Exercise:
Reply with one number only, the count of lines holding the string "Worker".

Given records:

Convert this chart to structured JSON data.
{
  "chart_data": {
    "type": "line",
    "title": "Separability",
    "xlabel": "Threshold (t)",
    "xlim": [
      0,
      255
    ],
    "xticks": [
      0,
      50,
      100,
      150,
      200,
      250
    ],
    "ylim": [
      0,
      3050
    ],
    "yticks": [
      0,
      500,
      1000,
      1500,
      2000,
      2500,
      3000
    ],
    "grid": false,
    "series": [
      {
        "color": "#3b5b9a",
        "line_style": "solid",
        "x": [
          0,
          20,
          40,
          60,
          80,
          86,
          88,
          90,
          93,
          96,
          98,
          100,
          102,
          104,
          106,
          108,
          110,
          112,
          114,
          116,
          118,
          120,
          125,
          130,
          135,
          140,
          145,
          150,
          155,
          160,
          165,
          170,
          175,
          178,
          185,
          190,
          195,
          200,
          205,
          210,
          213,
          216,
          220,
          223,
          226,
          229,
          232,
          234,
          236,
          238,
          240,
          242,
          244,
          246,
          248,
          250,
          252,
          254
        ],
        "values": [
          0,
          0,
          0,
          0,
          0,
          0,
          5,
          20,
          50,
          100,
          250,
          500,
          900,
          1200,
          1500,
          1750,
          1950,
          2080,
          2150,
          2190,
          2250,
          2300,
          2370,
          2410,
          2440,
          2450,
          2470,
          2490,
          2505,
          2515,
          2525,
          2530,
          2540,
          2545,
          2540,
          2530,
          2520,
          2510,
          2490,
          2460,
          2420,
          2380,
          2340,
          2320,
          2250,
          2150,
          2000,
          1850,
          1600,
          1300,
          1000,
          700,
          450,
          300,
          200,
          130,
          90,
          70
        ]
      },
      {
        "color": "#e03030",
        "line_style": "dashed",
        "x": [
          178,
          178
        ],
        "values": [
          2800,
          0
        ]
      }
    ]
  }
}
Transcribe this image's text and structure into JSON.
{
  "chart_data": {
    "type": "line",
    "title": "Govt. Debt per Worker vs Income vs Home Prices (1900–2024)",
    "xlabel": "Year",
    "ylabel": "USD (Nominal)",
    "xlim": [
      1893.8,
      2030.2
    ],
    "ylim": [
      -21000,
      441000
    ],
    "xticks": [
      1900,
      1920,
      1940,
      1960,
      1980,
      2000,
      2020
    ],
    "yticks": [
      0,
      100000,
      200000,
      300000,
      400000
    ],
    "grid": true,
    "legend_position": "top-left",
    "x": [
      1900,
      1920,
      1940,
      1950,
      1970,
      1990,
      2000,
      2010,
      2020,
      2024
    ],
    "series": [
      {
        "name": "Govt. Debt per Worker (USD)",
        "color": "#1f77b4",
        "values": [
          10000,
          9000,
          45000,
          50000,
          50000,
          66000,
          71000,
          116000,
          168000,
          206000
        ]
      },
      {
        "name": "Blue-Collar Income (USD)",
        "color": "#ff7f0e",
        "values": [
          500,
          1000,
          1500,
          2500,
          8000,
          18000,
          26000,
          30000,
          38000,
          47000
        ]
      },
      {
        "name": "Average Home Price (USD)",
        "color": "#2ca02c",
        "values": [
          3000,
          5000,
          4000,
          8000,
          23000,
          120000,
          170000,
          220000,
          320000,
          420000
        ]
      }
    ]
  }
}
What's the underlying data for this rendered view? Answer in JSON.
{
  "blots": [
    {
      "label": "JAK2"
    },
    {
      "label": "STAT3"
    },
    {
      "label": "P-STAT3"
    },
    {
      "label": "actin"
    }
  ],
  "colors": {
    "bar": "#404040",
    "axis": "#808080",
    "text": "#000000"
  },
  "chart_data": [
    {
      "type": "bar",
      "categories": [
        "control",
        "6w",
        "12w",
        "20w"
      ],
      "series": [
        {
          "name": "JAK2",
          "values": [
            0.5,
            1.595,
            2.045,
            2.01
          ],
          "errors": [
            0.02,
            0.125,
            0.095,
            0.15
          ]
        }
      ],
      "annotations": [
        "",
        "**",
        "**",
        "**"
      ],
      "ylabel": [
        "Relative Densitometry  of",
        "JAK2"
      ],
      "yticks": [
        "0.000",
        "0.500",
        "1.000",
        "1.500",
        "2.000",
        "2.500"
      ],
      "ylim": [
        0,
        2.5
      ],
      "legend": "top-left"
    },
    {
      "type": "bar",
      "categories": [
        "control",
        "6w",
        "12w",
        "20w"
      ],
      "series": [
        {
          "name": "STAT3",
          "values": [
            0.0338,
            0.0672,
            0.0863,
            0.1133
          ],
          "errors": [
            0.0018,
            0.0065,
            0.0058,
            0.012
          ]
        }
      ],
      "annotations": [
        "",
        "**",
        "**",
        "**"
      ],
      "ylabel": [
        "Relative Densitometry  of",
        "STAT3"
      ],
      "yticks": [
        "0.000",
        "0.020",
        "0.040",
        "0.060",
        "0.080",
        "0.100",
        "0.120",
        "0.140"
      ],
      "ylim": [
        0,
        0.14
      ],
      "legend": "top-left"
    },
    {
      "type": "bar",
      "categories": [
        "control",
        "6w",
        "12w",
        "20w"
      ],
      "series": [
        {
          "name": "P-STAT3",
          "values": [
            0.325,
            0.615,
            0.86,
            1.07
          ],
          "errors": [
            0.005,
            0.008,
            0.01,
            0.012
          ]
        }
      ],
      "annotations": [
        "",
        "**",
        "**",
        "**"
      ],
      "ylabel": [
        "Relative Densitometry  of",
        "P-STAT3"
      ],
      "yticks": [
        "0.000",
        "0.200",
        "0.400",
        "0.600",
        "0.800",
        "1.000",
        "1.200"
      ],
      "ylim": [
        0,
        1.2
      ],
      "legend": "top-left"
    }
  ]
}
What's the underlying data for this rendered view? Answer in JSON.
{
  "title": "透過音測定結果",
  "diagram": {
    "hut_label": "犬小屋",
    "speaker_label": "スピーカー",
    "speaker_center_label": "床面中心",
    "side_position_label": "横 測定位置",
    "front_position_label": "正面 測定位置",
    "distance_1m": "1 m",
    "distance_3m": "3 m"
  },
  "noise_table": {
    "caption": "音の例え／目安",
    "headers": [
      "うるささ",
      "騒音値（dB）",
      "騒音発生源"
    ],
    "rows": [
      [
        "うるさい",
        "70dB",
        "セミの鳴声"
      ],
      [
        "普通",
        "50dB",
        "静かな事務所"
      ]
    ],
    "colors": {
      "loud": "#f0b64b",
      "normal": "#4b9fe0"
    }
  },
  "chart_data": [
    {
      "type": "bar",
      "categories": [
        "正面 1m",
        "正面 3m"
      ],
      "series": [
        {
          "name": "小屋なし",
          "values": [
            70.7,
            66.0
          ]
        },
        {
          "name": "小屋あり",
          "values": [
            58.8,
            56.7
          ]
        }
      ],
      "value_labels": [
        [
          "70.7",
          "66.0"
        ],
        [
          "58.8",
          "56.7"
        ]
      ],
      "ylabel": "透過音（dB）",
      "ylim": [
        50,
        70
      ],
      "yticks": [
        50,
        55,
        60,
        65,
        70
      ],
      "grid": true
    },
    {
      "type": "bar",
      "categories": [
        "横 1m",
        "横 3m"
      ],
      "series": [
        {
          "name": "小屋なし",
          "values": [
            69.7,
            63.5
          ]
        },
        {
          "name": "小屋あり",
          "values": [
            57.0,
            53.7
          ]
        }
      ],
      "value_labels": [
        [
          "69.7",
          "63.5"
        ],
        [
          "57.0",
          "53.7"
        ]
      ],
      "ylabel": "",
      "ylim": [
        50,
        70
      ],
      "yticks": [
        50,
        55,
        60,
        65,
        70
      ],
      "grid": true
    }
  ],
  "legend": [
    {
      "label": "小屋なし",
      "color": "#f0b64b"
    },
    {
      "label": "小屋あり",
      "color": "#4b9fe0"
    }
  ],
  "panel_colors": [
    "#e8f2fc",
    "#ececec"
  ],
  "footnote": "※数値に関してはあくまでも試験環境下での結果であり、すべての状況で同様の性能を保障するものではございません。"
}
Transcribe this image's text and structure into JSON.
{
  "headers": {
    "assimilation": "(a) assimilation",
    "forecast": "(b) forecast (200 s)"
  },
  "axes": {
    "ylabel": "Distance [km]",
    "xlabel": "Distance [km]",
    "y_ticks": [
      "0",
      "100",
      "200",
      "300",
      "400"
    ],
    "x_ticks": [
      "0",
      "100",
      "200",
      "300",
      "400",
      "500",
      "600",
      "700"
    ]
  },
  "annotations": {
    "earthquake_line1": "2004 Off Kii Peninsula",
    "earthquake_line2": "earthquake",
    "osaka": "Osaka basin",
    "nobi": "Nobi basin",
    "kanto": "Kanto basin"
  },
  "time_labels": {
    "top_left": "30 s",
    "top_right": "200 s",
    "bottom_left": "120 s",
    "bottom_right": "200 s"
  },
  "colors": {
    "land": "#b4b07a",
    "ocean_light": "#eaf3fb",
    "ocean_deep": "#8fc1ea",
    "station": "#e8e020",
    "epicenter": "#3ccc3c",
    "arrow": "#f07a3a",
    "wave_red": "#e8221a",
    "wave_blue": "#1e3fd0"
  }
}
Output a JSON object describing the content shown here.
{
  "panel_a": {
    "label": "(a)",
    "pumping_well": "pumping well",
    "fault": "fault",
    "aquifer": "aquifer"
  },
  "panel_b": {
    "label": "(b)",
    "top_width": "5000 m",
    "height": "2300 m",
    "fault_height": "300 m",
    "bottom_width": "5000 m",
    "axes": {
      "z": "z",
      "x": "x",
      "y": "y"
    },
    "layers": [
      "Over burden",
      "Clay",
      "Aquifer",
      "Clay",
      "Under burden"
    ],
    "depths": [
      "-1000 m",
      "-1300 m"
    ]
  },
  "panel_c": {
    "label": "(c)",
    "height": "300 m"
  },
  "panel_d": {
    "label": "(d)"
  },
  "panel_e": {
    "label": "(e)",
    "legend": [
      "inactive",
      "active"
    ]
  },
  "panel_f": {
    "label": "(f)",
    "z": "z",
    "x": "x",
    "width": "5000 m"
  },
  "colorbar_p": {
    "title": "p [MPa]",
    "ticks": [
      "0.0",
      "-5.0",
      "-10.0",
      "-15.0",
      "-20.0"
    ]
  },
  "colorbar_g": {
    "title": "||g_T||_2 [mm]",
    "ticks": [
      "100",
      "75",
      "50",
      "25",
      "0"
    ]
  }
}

Finished answer:
2